## Task item
Could you transcribe every record below exactly as it stands?

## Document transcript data
● ● ● ● ● ● ●

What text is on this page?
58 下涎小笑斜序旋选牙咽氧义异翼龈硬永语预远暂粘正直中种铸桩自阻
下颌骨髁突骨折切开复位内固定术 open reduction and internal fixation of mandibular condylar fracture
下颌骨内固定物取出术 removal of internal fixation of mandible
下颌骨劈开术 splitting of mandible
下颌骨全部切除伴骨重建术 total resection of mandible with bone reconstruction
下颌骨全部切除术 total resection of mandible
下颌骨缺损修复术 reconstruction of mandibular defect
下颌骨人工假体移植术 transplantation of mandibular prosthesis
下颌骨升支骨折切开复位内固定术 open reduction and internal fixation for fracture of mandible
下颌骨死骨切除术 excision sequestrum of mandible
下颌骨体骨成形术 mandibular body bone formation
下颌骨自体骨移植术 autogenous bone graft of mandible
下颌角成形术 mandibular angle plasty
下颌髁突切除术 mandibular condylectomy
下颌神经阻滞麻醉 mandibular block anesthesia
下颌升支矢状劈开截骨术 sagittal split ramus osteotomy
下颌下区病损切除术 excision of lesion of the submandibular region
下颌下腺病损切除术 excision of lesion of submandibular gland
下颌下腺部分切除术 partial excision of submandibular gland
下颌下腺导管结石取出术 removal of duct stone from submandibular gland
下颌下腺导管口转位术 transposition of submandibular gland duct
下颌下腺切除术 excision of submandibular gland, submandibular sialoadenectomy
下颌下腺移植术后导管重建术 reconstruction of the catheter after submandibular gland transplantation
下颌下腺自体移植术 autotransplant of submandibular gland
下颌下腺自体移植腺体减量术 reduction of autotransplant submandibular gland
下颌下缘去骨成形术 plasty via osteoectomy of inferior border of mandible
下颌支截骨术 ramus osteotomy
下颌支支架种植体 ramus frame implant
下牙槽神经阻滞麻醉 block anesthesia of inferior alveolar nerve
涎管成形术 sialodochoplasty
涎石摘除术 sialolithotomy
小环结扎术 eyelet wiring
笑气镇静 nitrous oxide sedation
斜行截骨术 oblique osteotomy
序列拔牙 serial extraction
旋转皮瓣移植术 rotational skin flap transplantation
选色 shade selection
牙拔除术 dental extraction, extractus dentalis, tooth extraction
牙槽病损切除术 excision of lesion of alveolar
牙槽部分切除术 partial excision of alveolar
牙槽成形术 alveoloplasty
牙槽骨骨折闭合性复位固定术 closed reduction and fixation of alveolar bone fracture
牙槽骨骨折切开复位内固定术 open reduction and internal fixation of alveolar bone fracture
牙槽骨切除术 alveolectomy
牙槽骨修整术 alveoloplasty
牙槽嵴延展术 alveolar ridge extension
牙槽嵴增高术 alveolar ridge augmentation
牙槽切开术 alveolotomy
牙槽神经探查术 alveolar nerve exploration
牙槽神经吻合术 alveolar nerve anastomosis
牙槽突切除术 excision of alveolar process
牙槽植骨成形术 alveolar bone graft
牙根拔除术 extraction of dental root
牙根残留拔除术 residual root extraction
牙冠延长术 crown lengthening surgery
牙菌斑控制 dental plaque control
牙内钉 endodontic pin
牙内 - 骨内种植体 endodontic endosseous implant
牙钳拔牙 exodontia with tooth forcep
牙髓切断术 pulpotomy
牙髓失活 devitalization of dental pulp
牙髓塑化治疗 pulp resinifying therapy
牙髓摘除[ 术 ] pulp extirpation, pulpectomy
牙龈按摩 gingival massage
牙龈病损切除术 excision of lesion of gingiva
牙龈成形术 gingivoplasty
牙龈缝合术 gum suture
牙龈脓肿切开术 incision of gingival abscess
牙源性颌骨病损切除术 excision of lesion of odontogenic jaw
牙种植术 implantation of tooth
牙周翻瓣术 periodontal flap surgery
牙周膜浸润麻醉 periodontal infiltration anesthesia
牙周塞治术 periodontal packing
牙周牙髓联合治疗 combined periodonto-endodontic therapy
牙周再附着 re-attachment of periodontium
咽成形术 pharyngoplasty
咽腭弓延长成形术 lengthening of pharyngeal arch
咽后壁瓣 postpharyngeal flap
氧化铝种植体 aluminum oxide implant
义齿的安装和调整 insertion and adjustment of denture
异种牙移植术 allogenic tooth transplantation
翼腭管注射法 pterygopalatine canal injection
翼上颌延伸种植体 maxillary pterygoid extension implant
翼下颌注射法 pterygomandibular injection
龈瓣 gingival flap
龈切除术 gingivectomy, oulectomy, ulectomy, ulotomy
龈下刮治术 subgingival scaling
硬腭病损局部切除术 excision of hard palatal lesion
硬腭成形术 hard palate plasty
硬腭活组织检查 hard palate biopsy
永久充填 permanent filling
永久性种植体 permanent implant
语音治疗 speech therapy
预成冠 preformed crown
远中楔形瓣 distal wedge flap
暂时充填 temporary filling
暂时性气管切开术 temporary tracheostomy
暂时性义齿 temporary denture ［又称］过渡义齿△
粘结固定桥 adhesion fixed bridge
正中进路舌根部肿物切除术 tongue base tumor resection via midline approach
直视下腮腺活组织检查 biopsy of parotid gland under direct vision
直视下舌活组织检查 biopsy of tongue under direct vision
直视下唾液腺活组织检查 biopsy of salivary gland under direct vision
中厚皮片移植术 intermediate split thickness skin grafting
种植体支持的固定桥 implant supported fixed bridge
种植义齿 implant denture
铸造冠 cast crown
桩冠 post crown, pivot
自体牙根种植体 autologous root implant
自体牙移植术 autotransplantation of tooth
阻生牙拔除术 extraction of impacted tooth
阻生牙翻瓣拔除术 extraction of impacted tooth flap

● ● ● ● ● ● ●

## Response to this exercise
What text is on this page?
58 下涎小笑斜序旋选牙咽氧义异翼龈硬永语预远暂粘正直中种铸桩自阻
下颌骨髁突骨折切开复位内固定术 open reduction and internal fixation of mandibular condylar fracture
下颌骨内固定物取出术 removal of internal fixation of mandible
下颌骨劈开术 splitting of mandible
下颌骨全部切除伴骨重建术 total resection of mandible with bone reconstruction
下颌骨全部切除术 total resection of mandible
下颌骨缺损修复术 reconstruction of mandibular defect
下颌骨人工假体移植术 transplantation of mandibular prosthesis
下颌骨升支骨折切开复位内固定术 open reduction and internal fixation for fracture of mandible
下颌骨死骨切除术 excision sequestrum of mandible
下颌骨体骨成形术 mandibular body bone formation
下颌骨自体骨移植术 autogenous bone graft of mandible
下颌角成形术 mandibular angle plasty
下颌髁突切除术 mandibular condylectomy
下颌神经阻滞麻醉 mandibular block anesthesia
下颌升支矢状劈开截骨术 sagittal split ramus osteotomy
下颌下区病损切除术 excision of lesion of the submandibular region
下颌下腺病损切除术 excision of lesion of submandibular gland
下颌下腺部分切除术 partial excision of submandibular gland
下颌下腺导管结石取出术 removal of duct stone from submandibular gland
下颌下腺导管口转位术 transposition of submandibular gland duct
下颌下腺切除术 excision of submandibular gland, submandibular sialoadenectomy
下颌下腺移植术后导管重建术 reconstruction of the catheter after submandibular gland transplantation
下颌下腺自体移植术 autotransplant of submandibular gland
下颌下腺自体移植腺体减量术 reduction of autotransplant submandibular gland
下颌下缘去骨成形术 plasty via osteoectomy of inferior border of mandible
下颌支截骨术 ramus osteotomy
下颌支支架种植体 ramus frame implant
下牙槽神经阻滞麻醉 block anesthesia of inferior alveolar nerve
涎管成形术 sialodochoplasty
涎石摘除术 sialolithotomy
小环结扎术 eyelet wiring
笑气镇静 nitrous oxide sedation
斜行截骨术 oblique osteotomy
序列拔牙 serial extraction
旋转皮瓣移植术 rotational skin flap transplantation
选色 shade selection
牙拔除术 dental extraction, extractus dentalis, tooth extraction
牙槽病损切除术 excision of lesion of alveolar
牙槽部分切除术 partial excision of alveolar
牙槽成形术 alveoloplasty
牙槽骨骨折闭合性复位固定术 closed reduction and fixation of alveolar bone fracture
牙槽骨骨折切开复位内固定术 open reduction and internal fixation of alveolar bone fracture
牙槽骨切除术 alveolectomy
牙槽骨修整术 alveoloplasty
牙槽嵴延展术 alveolar ridge extension
牙槽嵴增高术 alveolar ridge augmentation
牙槽切开术 alveolotomy
牙槽神经探查术 alveolar nerve exploration
牙槽神经吻合术 alveolar nerve anastomosis
牙槽突切除术 excision of alveolar process
牙槽植骨成形术 alveolar bone graft
牙根拔除术 extraction of dental root
牙根残留拔除术 residual root extraction
牙冠延长术 crown lengthening surgery
牙菌斑控制 dental plaque control
牙内钉 endodontic pin
牙内 - 骨内种植体 endodontic endosseous implant
牙钳拔牙 exodontia with tooth forcep
牙髓切断术 pulpotomy
牙髓失活 devitalization of dental pulp
牙髓塑化治疗 pulp resinifying therapy
牙髓摘除[ 术 ] pulp extirpation, pulpectomy
牙龈按摩 gingival massage
牙龈病损切除术 excision of lesion of gingiva
牙龈成形术 gingivoplasty
牙龈缝合术 gum suture
牙龈脓肿切开术 incision of gingival abscess
牙源性颌骨病损切除术 excision of lesion of odontogenic jaw
牙种植术 implantation of tooth
牙周翻瓣术 periodontal flap surgery
牙周膜浸润麻醉 periodontal infiltration anesthesia
牙周塞治术 periodontal packing
牙周牙髓联合治疗 combined periodonto-endodontic therapy
牙周再附着 re-attachment of periodontium
咽成形术 pharyngoplasty
咽腭弓延长成形术 lengthening of pharyngeal arch
咽后壁瓣 postpharyngeal flap
氧化铝种植体 aluminum oxide implant
义齿的安装和调整 insertion and adjustment of denture
异种牙移植术 allogenic tooth transplantation
翼腭管注射法 pterygopalatine canal injection
翼上颌延伸种植体 maxillary pterygoid extension implant
翼下颌注射法 pterygomandibular injection
龈瓣 gingival flap
龈切除术 gingivectomy, oulectomy, ulectomy, ulotomy
龈下刮治术 subgingival scaling
硬腭病损局部切除术 excision of hard palatal lesion
硬腭成形术 hard palate plasty
硬腭活组织检查 hard palate biopsy
永久充填 permanent filling
永久性种植体 permanent implant
语音治疗 speech therapy
预成冠 preformed crown
远中楔形瓣 distal wedge flap
暂时充填 temporary filling
暂时性气管切开术 temporary tracheostomy
暂时性义齿 temporary denture ［又称］过渡义齿△
粘结固定桥 adhesion fixed bridge
正中进路舌根部肿物切除术 tongue base tumor resection via midline approach
直视下腮腺活组织检查 biopsy of parotid gland under direct vision
直视下舌活组织检查 biopsy of tongue under direct vision
直视下唾液腺活组织检查 biopsy of salivary gland under direct vision
中厚皮片移植术 intermediate split thickness skin grafting
种植体支持的固定桥 implant supported fixed bridge
种植义齿 implant denture
铸造冠 cast crown
桩冠 post crown, pivot
自体牙根种植体 autologous root implant
自体牙移植术 autotransplantation of tooth
阻生牙拔除术 extraction of impacted tooth
阻生牙翻瓣拔除术 extraction of impacted tooth flap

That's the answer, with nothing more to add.